Exercise ->
Pictures stay out of your copy, but everything else in the records below must be repeated exactly.
━━━ Information supplied
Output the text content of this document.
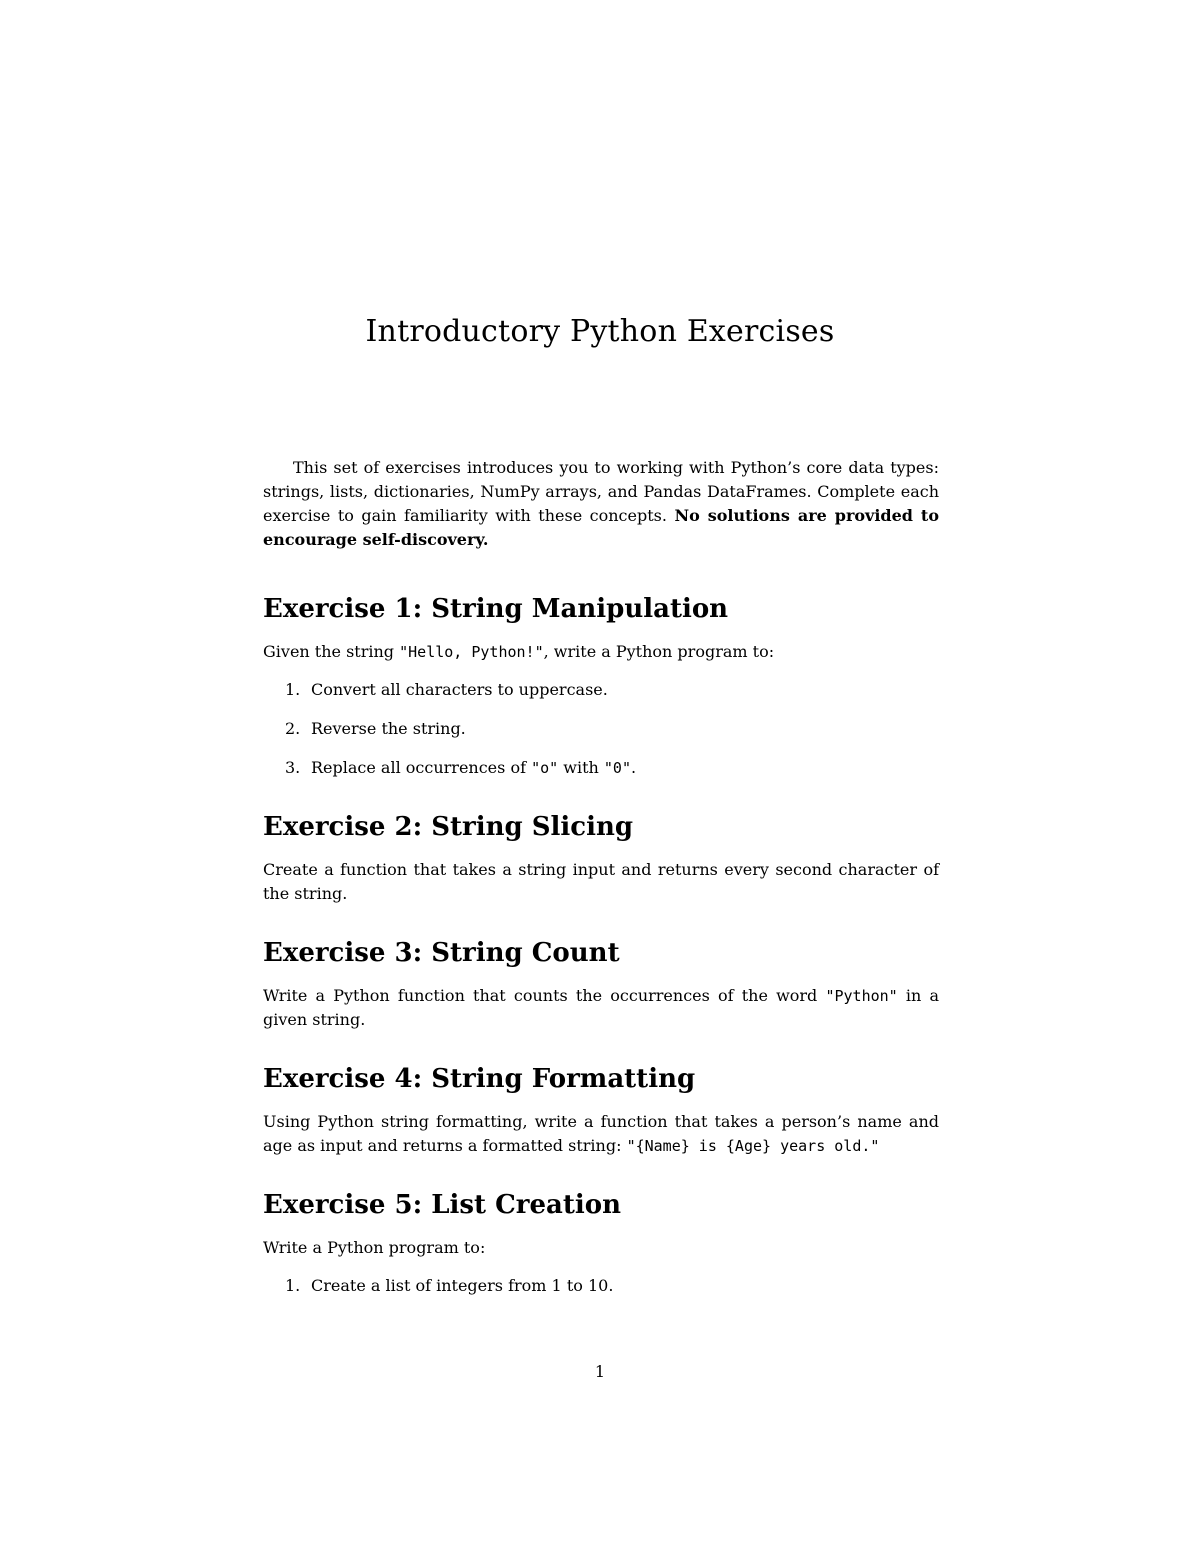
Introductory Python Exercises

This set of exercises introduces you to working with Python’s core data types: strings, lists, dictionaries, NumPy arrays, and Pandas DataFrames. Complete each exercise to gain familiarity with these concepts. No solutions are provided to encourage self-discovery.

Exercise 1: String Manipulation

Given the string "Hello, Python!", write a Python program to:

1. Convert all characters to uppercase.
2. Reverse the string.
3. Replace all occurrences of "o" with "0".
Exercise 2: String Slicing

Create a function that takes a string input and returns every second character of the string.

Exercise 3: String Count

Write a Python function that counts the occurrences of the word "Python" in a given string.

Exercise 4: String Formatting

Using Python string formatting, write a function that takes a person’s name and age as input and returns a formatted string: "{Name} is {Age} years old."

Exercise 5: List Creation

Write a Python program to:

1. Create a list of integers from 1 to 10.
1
━━━━━━
Full solution ->
Output the text content of this document.
Introductory Python Exercises

This set of exercises introduces you to working with Python’s core data types: strings, lists, dictionaries, NumPy arrays, and Pandas DataFrames. Complete each exercise to gain familiarity with these concepts. No solutions are provided to encourage self-discovery.

Exercise 1: String Manipulation

Given the string "Hello, Python!", write a Python program to:

1. Convert all characters to uppercase.
2. Reverse the string.
3. Replace all occurrences of "o" with "0".
Exercise 2: String Slicing

Create a function that takes a string input and returns every second character of the string.

Exercise 3: String Count

Write a Python function that counts the occurrences of the word "Python" in a given string.

Exercise 4: String Formatting

Using Python string formatting, write a function that takes a person’s name and age as input and returns a formatted string: "{Name} is {Age} years old."

Exercise 5: List Creation

Write a Python program to:

1. Create a list of integers from 1 to 10.
1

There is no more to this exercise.